• Set task: Look through the material below for "JSON". Copy every line that contains it.

(Items from a figure collection)
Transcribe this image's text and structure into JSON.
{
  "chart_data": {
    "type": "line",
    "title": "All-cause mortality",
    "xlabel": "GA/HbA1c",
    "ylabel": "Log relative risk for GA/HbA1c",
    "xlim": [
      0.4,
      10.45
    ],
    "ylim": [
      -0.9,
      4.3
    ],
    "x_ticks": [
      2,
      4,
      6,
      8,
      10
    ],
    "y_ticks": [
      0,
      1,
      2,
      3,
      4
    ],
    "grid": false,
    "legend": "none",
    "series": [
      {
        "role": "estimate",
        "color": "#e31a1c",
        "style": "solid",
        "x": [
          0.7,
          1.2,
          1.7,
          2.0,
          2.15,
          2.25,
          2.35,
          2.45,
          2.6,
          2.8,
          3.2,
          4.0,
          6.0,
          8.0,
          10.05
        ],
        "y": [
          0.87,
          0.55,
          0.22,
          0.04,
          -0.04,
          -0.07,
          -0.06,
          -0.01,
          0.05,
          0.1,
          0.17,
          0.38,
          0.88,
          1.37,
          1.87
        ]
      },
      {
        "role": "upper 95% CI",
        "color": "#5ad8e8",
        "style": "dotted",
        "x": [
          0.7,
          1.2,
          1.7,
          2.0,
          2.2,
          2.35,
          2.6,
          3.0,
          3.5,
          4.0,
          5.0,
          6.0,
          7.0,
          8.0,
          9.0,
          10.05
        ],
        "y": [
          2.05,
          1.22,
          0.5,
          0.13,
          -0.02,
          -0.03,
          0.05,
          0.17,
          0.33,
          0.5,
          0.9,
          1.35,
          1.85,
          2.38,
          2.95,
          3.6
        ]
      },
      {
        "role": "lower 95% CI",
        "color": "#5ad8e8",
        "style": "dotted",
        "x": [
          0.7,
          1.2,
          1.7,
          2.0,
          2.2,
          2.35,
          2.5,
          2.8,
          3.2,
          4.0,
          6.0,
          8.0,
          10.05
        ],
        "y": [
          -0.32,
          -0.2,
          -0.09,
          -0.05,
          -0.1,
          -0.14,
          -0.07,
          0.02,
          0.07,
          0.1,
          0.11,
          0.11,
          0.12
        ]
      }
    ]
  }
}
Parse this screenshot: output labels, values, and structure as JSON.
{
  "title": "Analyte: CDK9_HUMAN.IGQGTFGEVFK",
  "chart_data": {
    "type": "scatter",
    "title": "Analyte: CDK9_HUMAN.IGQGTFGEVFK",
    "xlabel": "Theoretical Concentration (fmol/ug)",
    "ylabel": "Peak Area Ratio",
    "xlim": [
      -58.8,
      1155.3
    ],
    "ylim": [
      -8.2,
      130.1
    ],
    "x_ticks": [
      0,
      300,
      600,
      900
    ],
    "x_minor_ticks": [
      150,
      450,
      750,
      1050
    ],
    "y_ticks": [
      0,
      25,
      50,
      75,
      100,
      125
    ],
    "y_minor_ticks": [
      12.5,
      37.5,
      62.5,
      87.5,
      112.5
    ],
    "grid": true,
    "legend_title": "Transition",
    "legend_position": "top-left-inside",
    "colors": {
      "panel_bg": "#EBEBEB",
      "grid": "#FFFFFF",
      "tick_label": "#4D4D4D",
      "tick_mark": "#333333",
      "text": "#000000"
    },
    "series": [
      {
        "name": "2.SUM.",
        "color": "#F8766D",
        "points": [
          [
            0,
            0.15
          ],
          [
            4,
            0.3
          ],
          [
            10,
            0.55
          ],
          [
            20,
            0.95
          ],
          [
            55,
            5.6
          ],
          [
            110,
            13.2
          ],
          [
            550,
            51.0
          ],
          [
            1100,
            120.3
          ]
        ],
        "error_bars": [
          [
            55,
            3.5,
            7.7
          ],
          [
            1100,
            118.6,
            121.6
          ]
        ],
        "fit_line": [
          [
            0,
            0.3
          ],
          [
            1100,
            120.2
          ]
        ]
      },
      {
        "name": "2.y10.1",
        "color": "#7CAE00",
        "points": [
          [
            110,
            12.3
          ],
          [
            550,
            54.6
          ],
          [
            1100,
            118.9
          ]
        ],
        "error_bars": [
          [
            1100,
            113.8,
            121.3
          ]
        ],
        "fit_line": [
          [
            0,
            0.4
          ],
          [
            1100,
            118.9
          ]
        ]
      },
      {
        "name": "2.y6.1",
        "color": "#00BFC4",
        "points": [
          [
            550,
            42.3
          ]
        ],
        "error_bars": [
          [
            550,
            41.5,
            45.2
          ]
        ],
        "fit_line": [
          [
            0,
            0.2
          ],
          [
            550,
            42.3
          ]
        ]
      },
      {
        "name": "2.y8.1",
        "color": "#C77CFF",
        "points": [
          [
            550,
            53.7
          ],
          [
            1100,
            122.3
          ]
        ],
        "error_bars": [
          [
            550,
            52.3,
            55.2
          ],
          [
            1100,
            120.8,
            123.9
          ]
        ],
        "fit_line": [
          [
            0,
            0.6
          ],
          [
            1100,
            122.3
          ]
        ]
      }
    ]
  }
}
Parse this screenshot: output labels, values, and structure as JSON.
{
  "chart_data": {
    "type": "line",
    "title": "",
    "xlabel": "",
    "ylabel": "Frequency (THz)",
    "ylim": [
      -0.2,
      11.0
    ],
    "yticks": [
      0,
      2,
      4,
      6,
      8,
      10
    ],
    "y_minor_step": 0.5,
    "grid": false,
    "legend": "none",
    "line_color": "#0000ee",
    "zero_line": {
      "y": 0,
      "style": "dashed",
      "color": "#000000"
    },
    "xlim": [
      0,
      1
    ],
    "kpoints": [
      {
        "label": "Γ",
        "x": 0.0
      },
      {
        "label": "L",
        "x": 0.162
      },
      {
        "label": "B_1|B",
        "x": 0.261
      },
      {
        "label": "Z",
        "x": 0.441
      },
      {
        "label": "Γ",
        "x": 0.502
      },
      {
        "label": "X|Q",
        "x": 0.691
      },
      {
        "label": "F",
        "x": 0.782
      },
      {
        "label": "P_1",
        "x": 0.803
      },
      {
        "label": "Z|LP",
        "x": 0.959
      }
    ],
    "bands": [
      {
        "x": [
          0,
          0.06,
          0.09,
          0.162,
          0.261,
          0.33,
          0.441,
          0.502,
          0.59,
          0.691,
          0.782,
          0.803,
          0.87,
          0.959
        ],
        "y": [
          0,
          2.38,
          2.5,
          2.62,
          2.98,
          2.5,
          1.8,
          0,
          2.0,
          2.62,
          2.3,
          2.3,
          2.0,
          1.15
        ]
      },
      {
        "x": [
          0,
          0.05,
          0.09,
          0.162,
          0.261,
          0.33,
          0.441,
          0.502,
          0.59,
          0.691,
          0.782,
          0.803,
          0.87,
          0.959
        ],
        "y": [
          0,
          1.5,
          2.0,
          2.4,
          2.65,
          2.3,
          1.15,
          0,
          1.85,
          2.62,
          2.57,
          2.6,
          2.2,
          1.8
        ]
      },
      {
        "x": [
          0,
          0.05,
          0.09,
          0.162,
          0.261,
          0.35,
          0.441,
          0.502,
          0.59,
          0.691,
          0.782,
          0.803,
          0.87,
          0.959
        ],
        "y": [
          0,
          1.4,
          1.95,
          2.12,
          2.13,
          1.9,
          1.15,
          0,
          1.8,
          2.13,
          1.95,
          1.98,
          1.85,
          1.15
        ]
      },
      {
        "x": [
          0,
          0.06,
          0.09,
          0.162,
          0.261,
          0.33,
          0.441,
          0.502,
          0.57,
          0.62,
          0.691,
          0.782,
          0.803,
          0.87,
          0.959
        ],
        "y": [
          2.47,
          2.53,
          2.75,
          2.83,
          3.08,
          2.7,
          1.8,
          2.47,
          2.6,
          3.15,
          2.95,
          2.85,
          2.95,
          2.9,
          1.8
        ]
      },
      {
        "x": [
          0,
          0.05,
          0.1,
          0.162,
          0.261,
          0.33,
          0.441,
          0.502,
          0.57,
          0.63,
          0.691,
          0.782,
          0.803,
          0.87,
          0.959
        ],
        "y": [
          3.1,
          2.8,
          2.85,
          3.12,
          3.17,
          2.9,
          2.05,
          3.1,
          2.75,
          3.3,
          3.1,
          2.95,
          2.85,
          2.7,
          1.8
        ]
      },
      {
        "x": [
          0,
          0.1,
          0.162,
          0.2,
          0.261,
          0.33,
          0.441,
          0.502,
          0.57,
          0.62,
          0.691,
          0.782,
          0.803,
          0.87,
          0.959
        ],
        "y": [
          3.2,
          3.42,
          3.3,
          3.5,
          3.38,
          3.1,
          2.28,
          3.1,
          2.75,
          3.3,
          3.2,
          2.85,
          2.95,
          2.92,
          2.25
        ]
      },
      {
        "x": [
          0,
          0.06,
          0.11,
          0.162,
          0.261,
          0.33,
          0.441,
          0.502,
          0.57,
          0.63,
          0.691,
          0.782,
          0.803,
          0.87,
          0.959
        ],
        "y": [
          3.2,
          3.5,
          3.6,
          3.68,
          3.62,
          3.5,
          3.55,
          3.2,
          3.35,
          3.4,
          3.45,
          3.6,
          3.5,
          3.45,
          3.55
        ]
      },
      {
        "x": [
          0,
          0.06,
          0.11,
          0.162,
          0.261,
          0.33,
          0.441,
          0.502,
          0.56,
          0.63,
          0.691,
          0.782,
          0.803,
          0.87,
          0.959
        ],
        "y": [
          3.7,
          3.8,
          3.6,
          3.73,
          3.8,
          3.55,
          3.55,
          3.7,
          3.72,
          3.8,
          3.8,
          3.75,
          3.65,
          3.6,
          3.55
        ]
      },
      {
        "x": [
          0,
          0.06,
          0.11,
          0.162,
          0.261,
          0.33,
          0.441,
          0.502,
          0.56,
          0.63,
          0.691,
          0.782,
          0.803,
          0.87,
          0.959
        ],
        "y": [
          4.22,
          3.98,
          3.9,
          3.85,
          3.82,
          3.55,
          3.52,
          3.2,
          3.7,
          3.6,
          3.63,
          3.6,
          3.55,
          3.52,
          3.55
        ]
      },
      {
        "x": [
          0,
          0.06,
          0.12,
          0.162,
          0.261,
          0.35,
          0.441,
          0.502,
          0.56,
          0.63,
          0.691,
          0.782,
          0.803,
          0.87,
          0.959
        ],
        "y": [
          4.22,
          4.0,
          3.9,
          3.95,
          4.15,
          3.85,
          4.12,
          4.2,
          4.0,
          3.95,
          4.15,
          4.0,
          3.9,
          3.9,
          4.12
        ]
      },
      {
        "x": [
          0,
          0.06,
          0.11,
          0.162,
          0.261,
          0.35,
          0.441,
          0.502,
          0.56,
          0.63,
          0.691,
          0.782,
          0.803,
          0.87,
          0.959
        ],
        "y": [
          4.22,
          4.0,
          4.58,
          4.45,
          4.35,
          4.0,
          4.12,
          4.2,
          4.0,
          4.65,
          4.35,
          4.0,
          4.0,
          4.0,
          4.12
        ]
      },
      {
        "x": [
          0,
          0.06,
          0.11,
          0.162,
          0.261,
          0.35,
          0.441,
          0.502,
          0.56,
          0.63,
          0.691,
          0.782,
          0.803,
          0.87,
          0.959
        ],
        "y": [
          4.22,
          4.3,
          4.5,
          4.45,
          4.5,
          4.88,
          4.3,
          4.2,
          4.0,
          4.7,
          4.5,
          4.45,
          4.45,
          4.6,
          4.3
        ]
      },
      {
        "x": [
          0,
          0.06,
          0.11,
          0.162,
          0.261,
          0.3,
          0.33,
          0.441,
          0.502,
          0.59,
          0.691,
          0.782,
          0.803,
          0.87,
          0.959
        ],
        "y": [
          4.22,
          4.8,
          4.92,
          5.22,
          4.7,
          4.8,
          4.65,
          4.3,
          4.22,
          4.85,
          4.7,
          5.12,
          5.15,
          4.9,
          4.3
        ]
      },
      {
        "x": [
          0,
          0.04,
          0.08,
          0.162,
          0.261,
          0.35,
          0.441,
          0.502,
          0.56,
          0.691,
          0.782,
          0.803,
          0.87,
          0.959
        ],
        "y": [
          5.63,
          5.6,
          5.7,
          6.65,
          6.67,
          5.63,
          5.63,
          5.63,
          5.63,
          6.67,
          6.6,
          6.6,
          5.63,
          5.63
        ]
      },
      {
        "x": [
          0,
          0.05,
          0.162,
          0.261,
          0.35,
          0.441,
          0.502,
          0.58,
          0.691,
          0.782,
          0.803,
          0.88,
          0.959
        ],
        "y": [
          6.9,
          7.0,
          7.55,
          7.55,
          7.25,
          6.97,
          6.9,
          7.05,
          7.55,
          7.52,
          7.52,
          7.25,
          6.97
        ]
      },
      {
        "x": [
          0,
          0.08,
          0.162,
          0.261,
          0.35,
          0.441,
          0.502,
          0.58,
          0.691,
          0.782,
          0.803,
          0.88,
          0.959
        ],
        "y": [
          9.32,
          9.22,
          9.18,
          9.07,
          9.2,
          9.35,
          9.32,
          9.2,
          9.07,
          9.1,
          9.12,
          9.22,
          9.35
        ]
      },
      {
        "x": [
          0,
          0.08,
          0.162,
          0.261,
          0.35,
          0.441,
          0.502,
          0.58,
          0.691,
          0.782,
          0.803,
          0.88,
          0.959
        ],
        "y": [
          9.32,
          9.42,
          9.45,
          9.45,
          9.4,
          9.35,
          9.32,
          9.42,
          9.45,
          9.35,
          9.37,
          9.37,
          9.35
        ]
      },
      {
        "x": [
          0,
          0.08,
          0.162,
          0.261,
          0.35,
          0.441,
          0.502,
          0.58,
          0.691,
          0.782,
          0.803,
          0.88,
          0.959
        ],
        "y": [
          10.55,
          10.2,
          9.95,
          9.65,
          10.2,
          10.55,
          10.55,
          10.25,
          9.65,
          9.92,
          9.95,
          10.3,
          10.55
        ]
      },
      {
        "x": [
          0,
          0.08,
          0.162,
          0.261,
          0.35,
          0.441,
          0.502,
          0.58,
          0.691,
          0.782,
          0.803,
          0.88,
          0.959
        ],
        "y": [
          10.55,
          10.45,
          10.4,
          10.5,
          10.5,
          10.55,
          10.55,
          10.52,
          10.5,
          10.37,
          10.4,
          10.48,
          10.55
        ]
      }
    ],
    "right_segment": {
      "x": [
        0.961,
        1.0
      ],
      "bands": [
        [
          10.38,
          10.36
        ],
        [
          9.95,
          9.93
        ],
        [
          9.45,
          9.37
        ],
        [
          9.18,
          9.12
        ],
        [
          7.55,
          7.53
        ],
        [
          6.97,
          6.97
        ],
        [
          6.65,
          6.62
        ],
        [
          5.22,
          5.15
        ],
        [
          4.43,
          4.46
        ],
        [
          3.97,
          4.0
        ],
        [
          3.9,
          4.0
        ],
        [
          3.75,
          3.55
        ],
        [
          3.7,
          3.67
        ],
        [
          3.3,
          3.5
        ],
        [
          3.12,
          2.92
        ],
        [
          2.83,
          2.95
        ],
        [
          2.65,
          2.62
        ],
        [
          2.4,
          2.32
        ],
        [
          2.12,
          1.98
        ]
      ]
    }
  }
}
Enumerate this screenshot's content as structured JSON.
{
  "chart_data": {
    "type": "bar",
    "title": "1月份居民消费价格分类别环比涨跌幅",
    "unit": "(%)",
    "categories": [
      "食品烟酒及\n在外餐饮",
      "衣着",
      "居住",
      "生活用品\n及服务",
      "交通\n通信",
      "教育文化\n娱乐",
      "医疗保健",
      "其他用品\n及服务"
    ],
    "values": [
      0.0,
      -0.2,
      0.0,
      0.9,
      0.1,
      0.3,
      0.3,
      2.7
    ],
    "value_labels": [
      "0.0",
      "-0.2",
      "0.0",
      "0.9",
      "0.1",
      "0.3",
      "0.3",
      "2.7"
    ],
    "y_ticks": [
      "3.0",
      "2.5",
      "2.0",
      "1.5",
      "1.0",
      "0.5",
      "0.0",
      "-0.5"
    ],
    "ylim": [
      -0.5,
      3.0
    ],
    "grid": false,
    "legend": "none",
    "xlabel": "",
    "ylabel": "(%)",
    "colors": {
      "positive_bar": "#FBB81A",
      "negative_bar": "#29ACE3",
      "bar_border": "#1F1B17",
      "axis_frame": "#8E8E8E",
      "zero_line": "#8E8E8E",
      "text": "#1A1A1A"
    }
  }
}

• Output of the task:
Transcribe this image's text and structure into JSON.
Parse this screenshot: output labels, values, and structure as JSON.
Parse this screenshot: output labels, values, and structure as JSON.
Enumerate this screenshot's content as structured JSON.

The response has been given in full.